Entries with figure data
◆ ◆ ◆ ◆ ◆ ◆ ◆
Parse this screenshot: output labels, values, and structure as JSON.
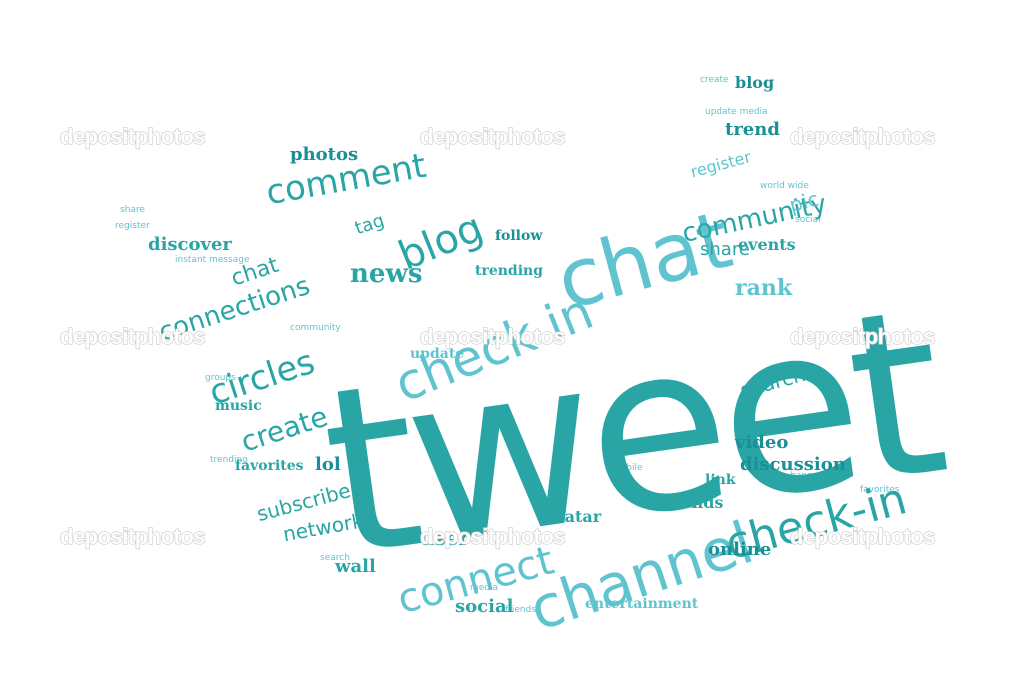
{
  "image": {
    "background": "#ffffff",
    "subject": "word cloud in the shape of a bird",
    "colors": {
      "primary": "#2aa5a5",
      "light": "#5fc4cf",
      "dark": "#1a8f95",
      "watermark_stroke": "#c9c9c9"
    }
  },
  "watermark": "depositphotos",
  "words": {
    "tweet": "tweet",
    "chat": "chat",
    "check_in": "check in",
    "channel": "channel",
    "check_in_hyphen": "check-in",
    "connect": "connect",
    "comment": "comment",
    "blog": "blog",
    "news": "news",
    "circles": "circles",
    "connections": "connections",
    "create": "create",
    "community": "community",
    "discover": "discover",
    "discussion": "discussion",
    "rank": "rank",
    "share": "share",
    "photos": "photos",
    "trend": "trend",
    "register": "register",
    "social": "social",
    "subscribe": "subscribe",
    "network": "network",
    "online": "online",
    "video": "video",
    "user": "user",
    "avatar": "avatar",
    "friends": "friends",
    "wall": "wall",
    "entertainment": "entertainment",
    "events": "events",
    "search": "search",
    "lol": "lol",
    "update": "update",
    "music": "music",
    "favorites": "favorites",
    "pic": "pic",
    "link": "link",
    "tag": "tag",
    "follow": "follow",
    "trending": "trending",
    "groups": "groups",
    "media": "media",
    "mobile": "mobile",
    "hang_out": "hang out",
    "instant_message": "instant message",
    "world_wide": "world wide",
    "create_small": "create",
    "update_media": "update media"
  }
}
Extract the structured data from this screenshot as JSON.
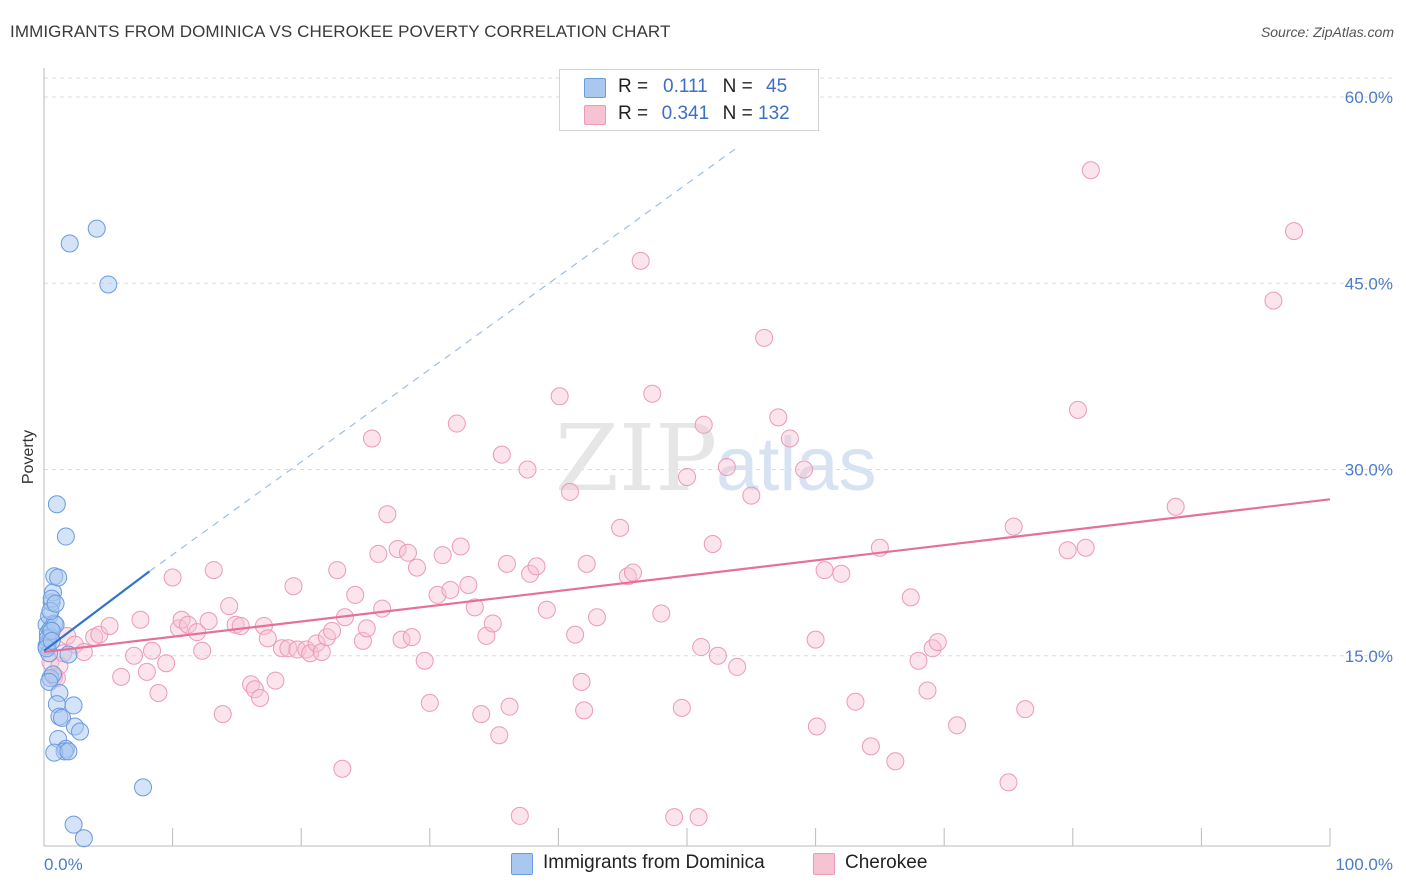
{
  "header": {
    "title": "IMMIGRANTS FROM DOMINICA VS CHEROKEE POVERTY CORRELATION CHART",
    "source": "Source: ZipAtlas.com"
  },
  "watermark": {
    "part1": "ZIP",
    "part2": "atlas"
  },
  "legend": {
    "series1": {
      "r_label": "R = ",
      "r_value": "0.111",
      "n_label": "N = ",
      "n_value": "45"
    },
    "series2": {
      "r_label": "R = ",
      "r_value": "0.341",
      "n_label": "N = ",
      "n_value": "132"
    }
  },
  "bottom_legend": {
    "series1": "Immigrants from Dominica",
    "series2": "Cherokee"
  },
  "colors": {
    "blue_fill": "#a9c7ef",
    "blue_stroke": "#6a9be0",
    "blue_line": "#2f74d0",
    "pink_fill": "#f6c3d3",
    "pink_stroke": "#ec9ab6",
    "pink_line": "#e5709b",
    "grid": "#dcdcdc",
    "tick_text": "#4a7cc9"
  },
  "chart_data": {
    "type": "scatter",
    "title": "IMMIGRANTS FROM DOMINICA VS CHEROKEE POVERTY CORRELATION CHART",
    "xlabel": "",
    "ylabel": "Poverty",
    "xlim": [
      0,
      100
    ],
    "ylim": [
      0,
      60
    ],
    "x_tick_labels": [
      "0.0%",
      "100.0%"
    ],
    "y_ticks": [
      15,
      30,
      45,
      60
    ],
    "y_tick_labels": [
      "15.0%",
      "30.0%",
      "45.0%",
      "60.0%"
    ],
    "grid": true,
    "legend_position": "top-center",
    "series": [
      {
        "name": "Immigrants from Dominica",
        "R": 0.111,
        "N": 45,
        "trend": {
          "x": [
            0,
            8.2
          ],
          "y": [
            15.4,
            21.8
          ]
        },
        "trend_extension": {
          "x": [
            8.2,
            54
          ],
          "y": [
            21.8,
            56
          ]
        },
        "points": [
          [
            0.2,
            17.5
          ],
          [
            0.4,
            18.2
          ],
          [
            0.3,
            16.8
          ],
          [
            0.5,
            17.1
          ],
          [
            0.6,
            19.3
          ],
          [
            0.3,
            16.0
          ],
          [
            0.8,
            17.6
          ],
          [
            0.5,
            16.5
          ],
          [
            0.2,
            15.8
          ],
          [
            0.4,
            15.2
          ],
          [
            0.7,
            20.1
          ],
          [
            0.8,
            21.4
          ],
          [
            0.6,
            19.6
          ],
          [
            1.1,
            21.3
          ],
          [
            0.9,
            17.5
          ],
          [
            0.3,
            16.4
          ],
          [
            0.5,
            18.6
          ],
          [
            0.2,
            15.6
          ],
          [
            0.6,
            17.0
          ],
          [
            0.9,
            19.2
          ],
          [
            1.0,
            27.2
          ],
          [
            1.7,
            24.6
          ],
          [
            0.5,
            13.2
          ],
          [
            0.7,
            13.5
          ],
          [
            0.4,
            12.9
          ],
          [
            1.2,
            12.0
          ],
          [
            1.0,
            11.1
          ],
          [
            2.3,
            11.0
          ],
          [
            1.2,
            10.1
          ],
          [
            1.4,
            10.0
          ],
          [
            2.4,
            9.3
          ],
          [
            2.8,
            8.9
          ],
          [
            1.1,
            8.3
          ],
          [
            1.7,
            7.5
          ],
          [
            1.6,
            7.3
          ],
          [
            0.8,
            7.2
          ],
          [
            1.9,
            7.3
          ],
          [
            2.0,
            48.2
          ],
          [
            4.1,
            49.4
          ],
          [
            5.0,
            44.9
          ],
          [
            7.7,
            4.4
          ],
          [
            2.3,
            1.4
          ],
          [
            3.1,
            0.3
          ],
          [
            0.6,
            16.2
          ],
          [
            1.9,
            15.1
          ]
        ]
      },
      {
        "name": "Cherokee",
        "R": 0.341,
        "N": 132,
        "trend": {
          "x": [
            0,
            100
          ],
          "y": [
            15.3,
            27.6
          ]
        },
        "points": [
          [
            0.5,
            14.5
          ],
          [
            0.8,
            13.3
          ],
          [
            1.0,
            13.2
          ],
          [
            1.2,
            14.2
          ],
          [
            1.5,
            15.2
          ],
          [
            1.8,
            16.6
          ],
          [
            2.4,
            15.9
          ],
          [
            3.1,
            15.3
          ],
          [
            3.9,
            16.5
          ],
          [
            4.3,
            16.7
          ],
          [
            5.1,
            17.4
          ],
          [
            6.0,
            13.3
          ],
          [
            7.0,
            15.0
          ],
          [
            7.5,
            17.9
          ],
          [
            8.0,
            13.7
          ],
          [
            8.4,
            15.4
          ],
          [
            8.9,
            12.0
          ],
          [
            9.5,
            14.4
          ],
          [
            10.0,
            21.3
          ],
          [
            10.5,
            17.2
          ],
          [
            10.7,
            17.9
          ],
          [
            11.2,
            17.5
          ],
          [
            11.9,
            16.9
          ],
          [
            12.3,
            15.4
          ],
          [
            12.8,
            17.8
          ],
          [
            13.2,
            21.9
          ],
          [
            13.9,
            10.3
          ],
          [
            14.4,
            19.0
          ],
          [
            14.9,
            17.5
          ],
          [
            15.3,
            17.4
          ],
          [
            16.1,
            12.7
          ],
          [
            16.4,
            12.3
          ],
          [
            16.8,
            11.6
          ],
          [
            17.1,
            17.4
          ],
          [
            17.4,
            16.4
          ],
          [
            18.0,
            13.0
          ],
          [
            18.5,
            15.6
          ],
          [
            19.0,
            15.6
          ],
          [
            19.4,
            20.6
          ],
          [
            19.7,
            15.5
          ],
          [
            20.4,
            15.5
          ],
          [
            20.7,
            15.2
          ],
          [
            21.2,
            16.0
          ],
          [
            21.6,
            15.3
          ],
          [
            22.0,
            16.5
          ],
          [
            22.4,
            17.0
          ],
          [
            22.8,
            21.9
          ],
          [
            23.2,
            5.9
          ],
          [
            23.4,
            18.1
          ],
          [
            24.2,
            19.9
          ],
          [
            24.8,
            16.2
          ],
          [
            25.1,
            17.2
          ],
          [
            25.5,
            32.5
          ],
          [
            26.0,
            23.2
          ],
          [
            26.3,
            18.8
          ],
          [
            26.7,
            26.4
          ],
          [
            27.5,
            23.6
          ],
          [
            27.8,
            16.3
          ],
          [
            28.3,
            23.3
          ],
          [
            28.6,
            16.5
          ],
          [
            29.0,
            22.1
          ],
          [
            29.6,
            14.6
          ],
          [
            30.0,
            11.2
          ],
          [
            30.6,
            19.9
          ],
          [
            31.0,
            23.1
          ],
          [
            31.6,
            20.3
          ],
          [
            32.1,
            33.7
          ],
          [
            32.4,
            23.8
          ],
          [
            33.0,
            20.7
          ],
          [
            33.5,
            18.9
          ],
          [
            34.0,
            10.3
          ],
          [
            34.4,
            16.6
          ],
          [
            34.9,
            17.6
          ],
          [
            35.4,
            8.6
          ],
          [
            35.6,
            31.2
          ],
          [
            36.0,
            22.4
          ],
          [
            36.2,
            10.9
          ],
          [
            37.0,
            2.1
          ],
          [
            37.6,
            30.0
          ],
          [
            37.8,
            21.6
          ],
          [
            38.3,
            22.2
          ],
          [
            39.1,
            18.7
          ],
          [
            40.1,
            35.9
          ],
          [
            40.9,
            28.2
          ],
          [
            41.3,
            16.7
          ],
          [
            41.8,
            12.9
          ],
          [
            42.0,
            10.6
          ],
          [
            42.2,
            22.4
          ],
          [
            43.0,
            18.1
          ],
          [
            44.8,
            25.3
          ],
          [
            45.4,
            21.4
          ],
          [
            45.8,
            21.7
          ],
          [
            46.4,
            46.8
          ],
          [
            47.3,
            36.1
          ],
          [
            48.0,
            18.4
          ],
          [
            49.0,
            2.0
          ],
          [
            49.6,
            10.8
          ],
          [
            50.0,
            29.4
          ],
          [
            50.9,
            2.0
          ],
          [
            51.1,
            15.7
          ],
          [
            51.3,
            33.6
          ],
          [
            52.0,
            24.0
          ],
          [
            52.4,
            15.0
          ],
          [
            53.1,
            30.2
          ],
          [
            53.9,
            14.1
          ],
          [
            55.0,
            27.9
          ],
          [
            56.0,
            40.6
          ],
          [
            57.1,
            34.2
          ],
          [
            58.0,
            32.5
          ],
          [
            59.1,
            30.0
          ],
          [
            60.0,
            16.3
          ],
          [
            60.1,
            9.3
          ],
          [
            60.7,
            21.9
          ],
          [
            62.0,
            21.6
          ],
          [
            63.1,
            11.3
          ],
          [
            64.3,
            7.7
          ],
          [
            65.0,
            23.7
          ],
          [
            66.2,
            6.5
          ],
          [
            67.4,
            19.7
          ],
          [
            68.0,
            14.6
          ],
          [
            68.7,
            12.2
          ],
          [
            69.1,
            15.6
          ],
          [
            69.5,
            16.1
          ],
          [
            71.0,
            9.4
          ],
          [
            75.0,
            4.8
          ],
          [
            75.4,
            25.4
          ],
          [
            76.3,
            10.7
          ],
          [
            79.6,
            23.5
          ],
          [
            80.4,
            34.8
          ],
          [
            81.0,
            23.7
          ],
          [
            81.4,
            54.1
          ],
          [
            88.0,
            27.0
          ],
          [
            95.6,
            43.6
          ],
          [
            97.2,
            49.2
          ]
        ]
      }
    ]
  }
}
◆ ◆ ◆ ◆ ◆ ◆ ◆
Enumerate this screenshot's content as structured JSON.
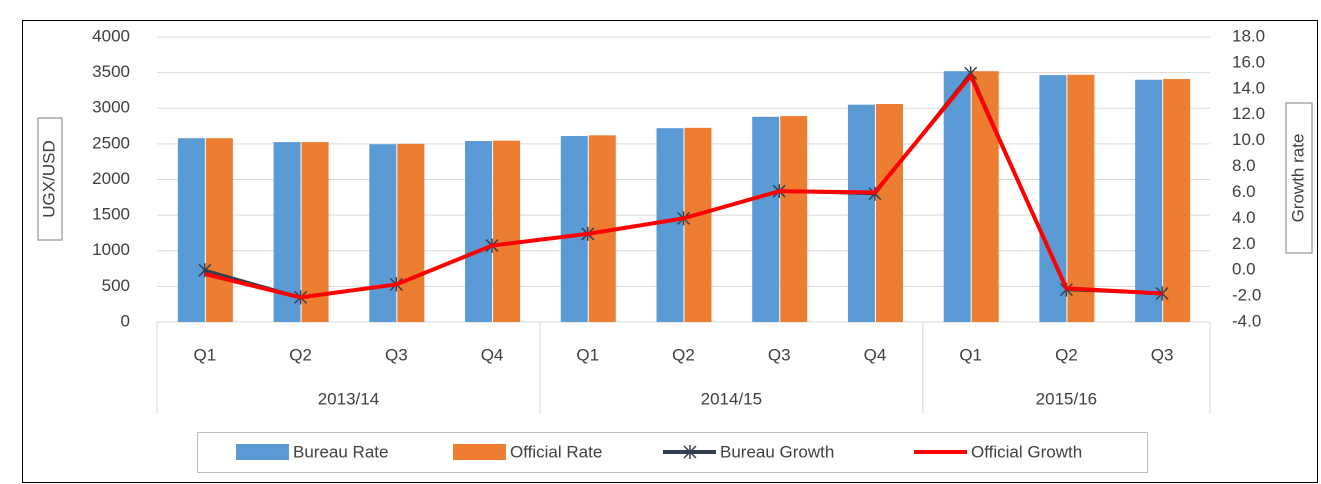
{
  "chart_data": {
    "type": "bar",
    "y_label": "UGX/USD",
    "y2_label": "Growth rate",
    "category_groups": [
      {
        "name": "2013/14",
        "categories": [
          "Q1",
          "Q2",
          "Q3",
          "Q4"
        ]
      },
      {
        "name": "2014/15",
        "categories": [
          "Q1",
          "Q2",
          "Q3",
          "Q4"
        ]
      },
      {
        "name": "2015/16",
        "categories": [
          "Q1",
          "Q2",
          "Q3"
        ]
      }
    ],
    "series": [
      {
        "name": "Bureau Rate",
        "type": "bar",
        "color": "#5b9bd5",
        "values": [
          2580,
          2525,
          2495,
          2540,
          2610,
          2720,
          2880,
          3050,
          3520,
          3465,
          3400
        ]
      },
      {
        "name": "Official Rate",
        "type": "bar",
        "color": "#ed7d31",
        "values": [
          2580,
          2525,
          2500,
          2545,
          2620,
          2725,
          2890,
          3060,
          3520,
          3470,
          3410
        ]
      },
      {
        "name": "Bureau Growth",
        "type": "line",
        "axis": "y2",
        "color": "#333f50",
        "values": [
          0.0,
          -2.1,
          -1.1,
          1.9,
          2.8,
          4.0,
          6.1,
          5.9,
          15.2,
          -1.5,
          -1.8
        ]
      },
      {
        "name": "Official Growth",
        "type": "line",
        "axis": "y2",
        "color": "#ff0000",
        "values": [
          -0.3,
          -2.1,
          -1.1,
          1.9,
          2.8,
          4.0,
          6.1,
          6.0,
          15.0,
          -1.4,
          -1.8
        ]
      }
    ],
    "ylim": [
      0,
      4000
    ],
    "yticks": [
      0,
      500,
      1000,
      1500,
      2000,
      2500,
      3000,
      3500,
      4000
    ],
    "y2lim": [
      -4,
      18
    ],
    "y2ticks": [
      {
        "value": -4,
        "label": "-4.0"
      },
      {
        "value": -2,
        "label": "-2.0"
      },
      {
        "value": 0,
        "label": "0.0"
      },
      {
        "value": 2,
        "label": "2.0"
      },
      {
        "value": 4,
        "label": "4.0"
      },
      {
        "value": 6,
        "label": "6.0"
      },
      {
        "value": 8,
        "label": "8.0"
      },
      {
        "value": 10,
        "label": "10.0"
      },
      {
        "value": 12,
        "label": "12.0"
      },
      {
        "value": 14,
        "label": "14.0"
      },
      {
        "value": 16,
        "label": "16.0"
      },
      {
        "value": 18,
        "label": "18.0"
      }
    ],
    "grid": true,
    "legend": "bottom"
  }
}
◆ ◆ ◆ ◆ ◆ ◆ ◆
## Objective
Pull out every line in the data above that has the word "Bureau".

## Response for this exercise
        "name": "Bureau Rate",
        "name": "Bureau Growth",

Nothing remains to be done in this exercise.